◆ Exercise materials
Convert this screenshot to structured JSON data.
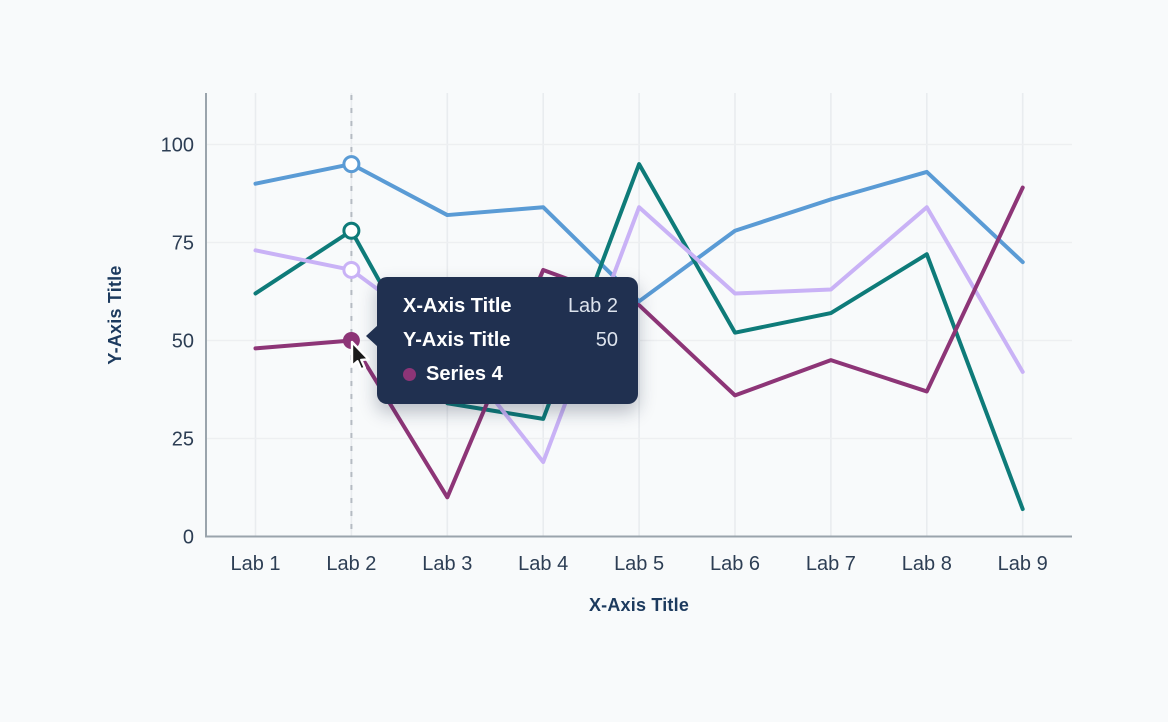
{
  "chart_data": {
    "type": "line",
    "title": "",
    "xlabel": "X-Axis Title",
    "ylabel": "Y-Axis Title",
    "categories": [
      "Lab 1",
      "Lab 2",
      "Lab 3",
      "Lab 4",
      "Lab 5",
      "Lab 6",
      "Lab 7",
      "Lab 8",
      "Lab 9"
    ],
    "yticks": [
      0,
      25,
      50,
      75,
      100
    ],
    "ylim": [
      0,
      113
    ],
    "grid": true,
    "legend_position": "none",
    "series": [
      {
        "id": "series-1",
        "color": "#5a9bd5",
        "values": [
          90,
          95,
          82,
          84,
          60,
          78,
          86,
          93,
          70
        ]
      },
      {
        "id": "series-2",
        "color": "#0e7b79",
        "values": [
          62,
          78,
          34,
          30,
          95,
          52,
          57,
          72,
          7
        ]
      },
      {
        "id": "series-3",
        "color": "#c9b2f6",
        "values": [
          73,
          68,
          50,
          19,
          84,
          62,
          63,
          84,
          42
        ]
      },
      {
        "id": "series-4",
        "name": "Series 4",
        "color": "#8d3577",
        "values": [
          48,
          50,
          10,
          68,
          59,
          36,
          45,
          37,
          89
        ]
      }
    ],
    "hover": {
      "category": "Lab 2",
      "category_index": 1,
      "active_series": "Series 4",
      "active_series_index": 3,
      "value": 50
    }
  },
  "axes": {
    "x_title": "X-Axis Title",
    "y_title": "Y-Axis Title"
  },
  "tooltip": {
    "rows": [
      {
        "label": "X-Axis Title",
        "value": "Lab 2"
      },
      {
        "label": "Y-Axis Title",
        "value": "50"
      },
      {
        "label": "Series 4",
        "value": "",
        "dot_color": "#8d3577"
      }
    ]
  }
}
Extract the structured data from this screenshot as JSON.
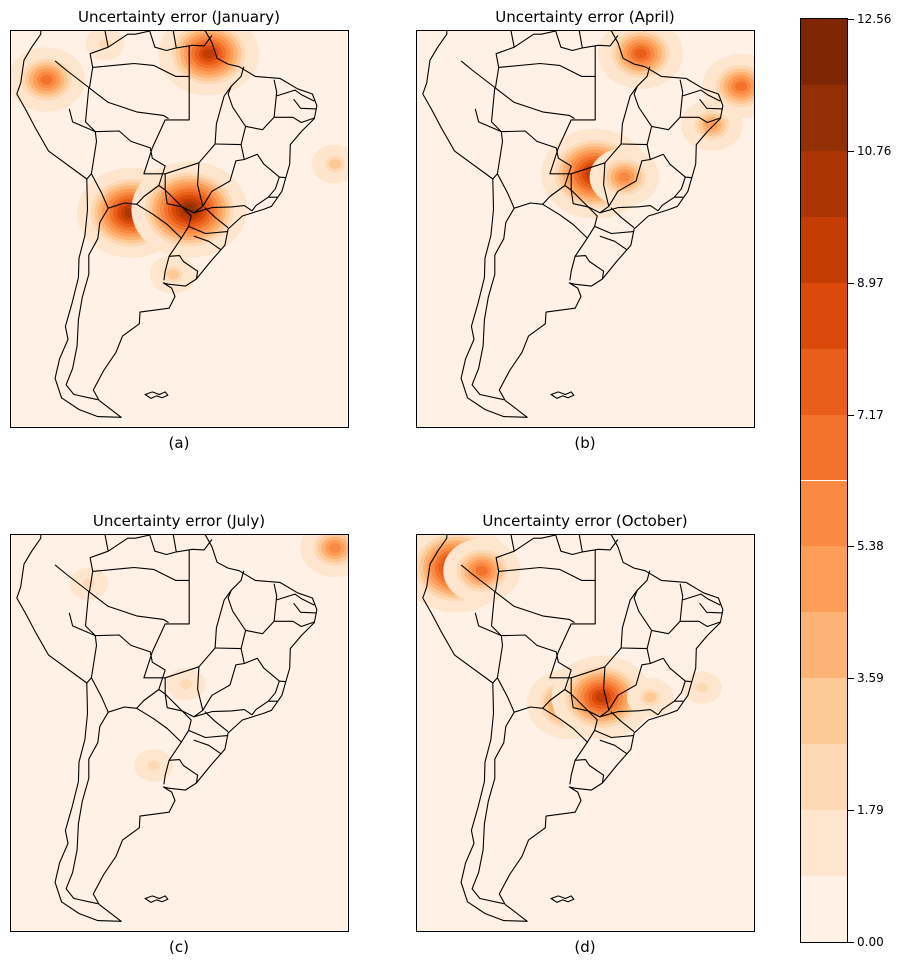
{
  "panels": [
    {
      "title": "Uncertainty error (January)",
      "caption": "(a)",
      "hotspots": [
        {
          "lon": -51.5,
          "lat": 1.0,
          "value": 9.5
        },
        {
          "lon": -76.5,
          "lat": -3.0,
          "value": 6.5
        },
        {
          "lon": -63.5,
          "lat": -23.5,
          "value": 10.5
        },
        {
          "lon": -54.5,
          "lat": -23.0,
          "value": 11.2
        },
        {
          "lon": -67.5,
          "lat": 2.5,
          "value": 2.5
        },
        {
          "lon": -32.0,
          "lat": -16.0,
          "value": 3.0
        },
        {
          "lon": -57.0,
          "lat": -33.0,
          "value": 3.5
        }
      ]
    },
    {
      "title": "Uncertainty error (April)",
      "caption": "(b)",
      "hotspots": [
        {
          "lon": -47.5,
          "lat": 1.0,
          "value": 8.0
        },
        {
          "lon": -36.5,
          "lat": -10.0,
          "value": 4.5
        },
        {
          "lon": -32.0,
          "lat": -4.0,
          "value": 6.5
        },
        {
          "lon": -54.5,
          "lat": -17.5,
          "value": 10.0
        },
        {
          "lon": -50.0,
          "lat": -18.0,
          "value": 6.0
        }
      ]
    },
    {
      "title": "Uncertainty error (July)",
      "caption": "(c)",
      "hotspots": [
        {
          "lon": -32.0,
          "lat": 2.5,
          "value": 6.0
        },
        {
          "lon": -55.0,
          "lat": -18.5,
          "value": 2.5
        },
        {
          "lon": -60.0,
          "lat": -31.0,
          "value": 2.5
        },
        {
          "lon": -70.0,
          "lat": -3.0,
          "value": 1.8
        }
      ]
    },
    {
      "title": "Uncertainty error (October)",
      "caption": "(d)",
      "hotspots": [
        {
          "lon": -76.0,
          "lat": -0.5,
          "value": 10.5
        },
        {
          "lon": -72.0,
          "lat": -1.0,
          "value": 7.0
        },
        {
          "lon": -58.5,
          "lat": -21.5,
          "value": 8.0
        },
        {
          "lon": -53.5,
          "lat": -20.5,
          "value": 9.5
        },
        {
          "lon": -46.0,
          "lat": -20.5,
          "value": 3.0
        },
        {
          "lon": -38.0,
          "lat": -19.0,
          "value": 2.5
        }
      ]
    }
  ],
  "colorbar": {
    "min": 0,
    "max": 12.56,
    "levels": 14,
    "ticks": [
      "0.00",
      "1.79",
      "3.59",
      "5.38",
      "7.17",
      "8.97",
      "10.76",
      "12.56"
    ],
    "colors": [
      "#fff1e5",
      "#fee6ce",
      "#fdd9b6",
      "#fdc997",
      "#fdb376",
      "#fd9e58",
      "#f98a43",
      "#f3722c",
      "#e95e1a",
      "#db4a0a",
      "#c43d03",
      "#ab3503",
      "#932f04",
      "#7f2704"
    ]
  },
  "map_extent": {
    "lon_min": -82,
    "lon_max": -30,
    "lat_min": -56.5,
    "lat_max": 4.5
  },
  "coastline": [
    [
      -80.5,
      -3.5
    ],
    [
      -81.1,
      -5.2
    ],
    [
      -79.8,
      -7.5
    ],
    [
      -78.2,
      -10.5
    ],
    [
      -76.2,
      -14.0
    ],
    [
      -70.3,
      -18.3
    ],
    [
      -70.2,
      -23.0
    ],
    [
      -70.6,
      -27.0
    ],
    [
      -71.5,
      -30.5
    ],
    [
      -71.6,
      -33.5
    ],
    [
      -72.6,
      -37.5
    ],
    [
      -73.6,
      -41.0
    ],
    [
      -73.2,
      -43.0
    ],
    [
      -74.5,
      -46.0
    ],
    [
      -75.2,
      -49.0
    ],
    [
      -74.2,
      -52.0
    ],
    [
      -71.5,
      -53.8
    ],
    [
      -68.6,
      -54.9
    ],
    [
      -65.0,
      -55.0
    ],
    [
      -68.4,
      -52.4
    ],
    [
      -69.3,
      -50.8
    ],
    [
      -67.7,
      -47.8
    ],
    [
      -65.8,
      -45.0
    ],
    [
      -64.8,
      -42.5
    ],
    [
      -62.2,
      -40.6
    ],
    [
      -62.1,
      -38.8
    ],
    [
      -57.6,
      -38.2
    ],
    [
      -56.7,
      -36.4
    ],
    [
      -57.2,
      -35.1
    ],
    [
      -58.5,
      -34.3
    ],
    [
      -57.7,
      -34.5
    ],
    [
      -55.1,
      -34.8
    ],
    [
      -53.4,
      -33.7
    ],
    [
      -51.2,
      -31.0
    ],
    [
      -49.0,
      -28.5
    ],
    [
      -48.5,
      -26.0
    ],
    [
      -46.3,
      -24.0
    ],
    [
      -43.1,
      -23.0
    ],
    [
      -41.8,
      -22.5
    ],
    [
      -40.2,
      -20.2
    ],
    [
      -39.0,
      -16.0
    ],
    [
      -38.9,
      -13.0
    ],
    [
      -37.2,
      -11.0
    ],
    [
      -35.2,
      -9.0
    ],
    [
      -34.8,
      -7.0
    ],
    [
      -35.5,
      -5.2
    ],
    [
      -37.8,
      -4.4
    ],
    [
      -40.5,
      -2.8
    ],
    [
      -44.3,
      -2.5
    ],
    [
      -46.8,
      -1.0
    ],
    [
      -48.5,
      -0.6
    ],
    [
      -50.2,
      0.3
    ],
    [
      -51.0,
      2.7
    ],
    [
      -52.0,
      4.5
    ],
    [
      -55.0,
      5.9
    ],
    [
      -57.2,
      5.9
    ],
    [
      -59.5,
      8.0
    ],
    [
      -61.0,
      9.0
    ],
    [
      -62.8,
      10.6
    ],
    [
      -66.0,
      10.6
    ],
    [
      -69.5,
      11.5
    ],
    [
      -71.8,
      12.2
    ],
    [
      -73.2,
      11.2
    ],
    [
      -75.2,
      10.6
    ],
    [
      -76.8,
      8.6
    ],
    [
      -77.4,
      7.0
    ],
    [
      -77.4,
      4.0
    ],
    [
      -78.8,
      2.0
    ],
    [
      -80.0,
      0.0
    ],
    [
      -80.5,
      -3.5
    ]
  ],
  "borders": [
    [
      [
        -75.2,
        -0.1
      ],
      [
        -73.5,
        -1.5
      ],
      [
        -70.0,
        -4.2
      ],
      [
        -70.5,
        -9.5
      ],
      [
        -69.0,
        -11.0
      ],
      [
        -68.8,
        -12.5
      ],
      [
        -69.6,
        -17.5
      ],
      [
        -70.3,
        -18.3
      ]
    ],
    [
      [
        -69.6,
        -17.5
      ],
      [
        -68.0,
        -20.5
      ],
      [
        -67.0,
        -22.8
      ],
      [
        -68.3,
        -25.0
      ],
      [
        -68.6,
        -27.5
      ],
      [
        -70.0,
        -30.0
      ],
      [
        -70.0,
        -33.0
      ],
      [
        -71.0,
        -36.5
      ],
      [
        -71.6,
        -40.0
      ],
      [
        -71.8,
        -44.0
      ],
      [
        -72.5,
        -47.5
      ],
      [
        -73.5,
        -50.0
      ],
      [
        -72.3,
        -51.5
      ],
      [
        -68.6,
        -52.3
      ]
    ],
    [
      [
        -67.0,
        -22.8
      ],
      [
        -64.5,
        -22.0
      ],
      [
        -62.6,
        -22.2
      ],
      [
        -61.5,
        -21.0
      ],
      [
        -59.2,
        -19.3
      ],
      [
        -58.2,
        -16.3
      ],
      [
        -60.2,
        -15.1
      ],
      [
        -60.5,
        -13.5
      ],
      [
        -63.5,
        -12.5
      ],
      [
        -65.3,
        -10.9
      ],
      [
        -68.5,
        -11.0
      ],
      [
        -69.0,
        -11.0
      ]
    ],
    [
      [
        -62.6,
        -22.2
      ],
      [
        -60.0,
        -23.8
      ],
      [
        -57.9,
        -25.3
      ],
      [
        -55.7,
        -27.4
      ],
      [
        -54.6,
        -25.6
      ],
      [
        -54.2,
        -24.0
      ],
      [
        -55.6,
        -22.6
      ],
      [
        -57.9,
        -22.1
      ],
      [
        -58.2,
        -20.0
      ],
      [
        -59.2,
        -19.3
      ]
    ],
    [
      [
        -53.4,
        -33.7
      ],
      [
        -53.2,
        -32.5
      ],
      [
        -55.4,
        -31.0
      ],
      [
        -56.0,
        -30.1
      ],
      [
        -57.6,
        -30.2
      ],
      [
        -58.2,
        -32.5
      ],
      [
        -58.4,
        -33.9
      ]
    ],
    [
      [
        -55.7,
        -27.4
      ],
      [
        -57.6,
        -30.2
      ]
    ],
    [
      [
        -69.9,
        -4.3
      ],
      [
        -69.4,
        -1.1
      ],
      [
        -69.8,
        1.0
      ],
      [
        -67.0,
        2.0
      ],
      [
        -67.3,
        3.5
      ],
      [
        -67.8,
        6.2
      ]
    ],
    [
      [
        -67.0,
        2.0
      ],
      [
        -64.0,
        4.0
      ],
      [
        -62.8,
        4.0
      ],
      [
        -60.6,
        4.5
      ],
      [
        -60.2,
        5.2
      ],
      [
        -61.4,
        5.9
      ],
      [
        -61.0,
        8.3
      ]
    ],
    [
      [
        -60.6,
        4.5
      ],
      [
        -59.8,
        2.0
      ],
      [
        -58.0,
        1.5
      ],
      [
        -56.5,
        1.9
      ],
      [
        -57.2,
        5.9
      ]
    ],
    [
      [
        -56.5,
        1.9
      ],
      [
        -54.0,
        2.3
      ],
      [
        -52.2,
        2.2
      ],
      [
        -51.0,
        3.8
      ]
    ],
    [
      [
        -69.9,
        -4.3
      ],
      [
        -67.0,
        -6.5
      ],
      [
        -62.5,
        -8.0
      ],
      [
        -58.5,
        -8.5
      ],
      [
        -57.7,
        -9.0
      ]
    ],
    [
      [
        -73.0,
        -7.5
      ],
      [
        -72.5,
        -9.5
      ],
      [
        -69.0,
        -11.0
      ]
    ],
    [
      [
        -69.4,
        -1.1
      ],
      [
        -63.0,
        -0.5
      ],
      [
        -60.0,
        -0.8
      ],
      [
        -56.6,
        -2.5
      ],
      [
        -54.5,
        -2.5
      ]
    ],
    [
      [
        -54.5,
        2.2
      ],
      [
        -54.5,
        -2.5
      ],
      [
        -54.5,
        -9.2
      ],
      [
        -58.2,
        -9.2
      ],
      [
        -60.2,
        -13.5
      ],
      [
        -61.5,
        -17.5
      ],
      [
        -58.2,
        -17.5
      ],
      [
        -53.0,
        -15.8
      ],
      [
        -50.5,
        -12.9
      ],
      [
        -50.3,
        -9.8
      ],
      [
        -49.1,
        -5.5
      ],
      [
        -48.0,
        -4.0
      ],
      [
        -46.5,
        -2.5
      ],
      [
        -46.1,
        -1.0
      ]
    ],
    [
      [
        -50.5,
        -12.9
      ],
      [
        -46.5,
        -13.0
      ],
      [
        -45.8,
        -10.2
      ],
      [
        -47.8,
        -7.2
      ],
      [
        -48.5,
        -5.2
      ],
      [
        -48.0,
        -4.0
      ]
    ],
    [
      [
        -45.8,
        -10.2
      ],
      [
        -43.2,
        -10.7
      ],
      [
        -41.4,
        -8.8
      ],
      [
        -41.0,
        -4.9
      ],
      [
        -41.4,
        -3.0
      ]
    ],
    [
      [
        -41.4,
        -8.8
      ],
      [
        -38.5,
        -8.8
      ],
      [
        -37.2,
        -9.6
      ],
      [
        -35.2,
        -8.9
      ]
    ],
    [
      [
        -41.0,
        -5.5
      ],
      [
        -38.2,
        -4.6
      ],
      [
        -37.2,
        -5.3
      ],
      [
        -35.2,
        -6.3
      ]
    ],
    [
      [
        -38.4,
        -6.0
      ],
      [
        -37.3,
        -7.4
      ],
      [
        -34.8,
        -7.5
      ]
    ],
    [
      [
        -53.0,
        -15.8
      ],
      [
        -53.2,
        -19.2
      ],
      [
        -52.4,
        -22.5
      ],
      [
        -51.0,
        -20.2
      ],
      [
        -48.2,
        -18.6
      ],
      [
        -47.3,
        -15.5
      ],
      [
        -46.0,
        -15.3
      ],
      [
        -46.5,
        -13.0
      ]
    ],
    [
      [
        -58.2,
        -17.5
      ],
      [
        -58.2,
        -20.0
      ],
      [
        -55.6,
        -22.6
      ],
      [
        -53.8,
        -23.5
      ],
      [
        -52.4,
        -22.5
      ]
    ],
    [
      [
        -53.8,
        -23.5
      ],
      [
        -51.0,
        -22.7
      ],
      [
        -48.0,
        -22.6
      ],
      [
        -46.0,
        -22.4
      ],
      [
        -44.8,
        -23.2
      ]
    ],
    [
      [
        -44.8,
        -23.2
      ],
      [
        -44.2,
        -22.4
      ],
      [
        -42.3,
        -21.1
      ],
      [
        -40.9,
        -21.1
      ]
    ],
    [
      [
        -42.3,
        -21.1
      ],
      [
        -41.2,
        -19.8
      ],
      [
        -40.6,
        -18.0
      ]
    ],
    [
      [
        -46.0,
        -15.3
      ],
      [
        -44.0,
        -14.5
      ],
      [
        -43.0,
        -16.0
      ],
      [
        -40.6,
        -18.0
      ],
      [
        -39.6,
        -18.1
      ]
    ],
    [
      [
        -54.6,
        -25.6
      ],
      [
        -52.0,
        -26.7
      ],
      [
        -48.6,
        -26.4
      ]
    ],
    [
      [
        -53.8,
        -27.1
      ],
      [
        -51.5,
        -27.9
      ],
      [
        -49.6,
        -29.2
      ]
    ],
    [
      [
        -48.5,
        -25.8
      ],
      [
        -50.5,
        -24.2
      ],
      [
        -52.1,
        -22.7
      ]
    ]
  ],
  "islands": [
    [
      [
        -61.3,
        -51.5
      ],
      [
        -60.2,
        -51.1
      ],
      [
        -59.1,
        -51.5
      ],
      [
        -58.2,
        -51.1
      ],
      [
        -57.8,
        -51.6
      ],
      [
        -58.7,
        -52.0
      ],
      [
        -59.5,
        -51.7
      ],
      [
        -60.4,
        -52.1
      ],
      [
        -61.3,
        -51.5
      ]
    ]
  ]
}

◆ Stated exercise
Collect every line above that contains the word "structured".

◆ Task solution
Convert this screenshot to structured JSON data.
Extract the structured data from this screenshot as JSON.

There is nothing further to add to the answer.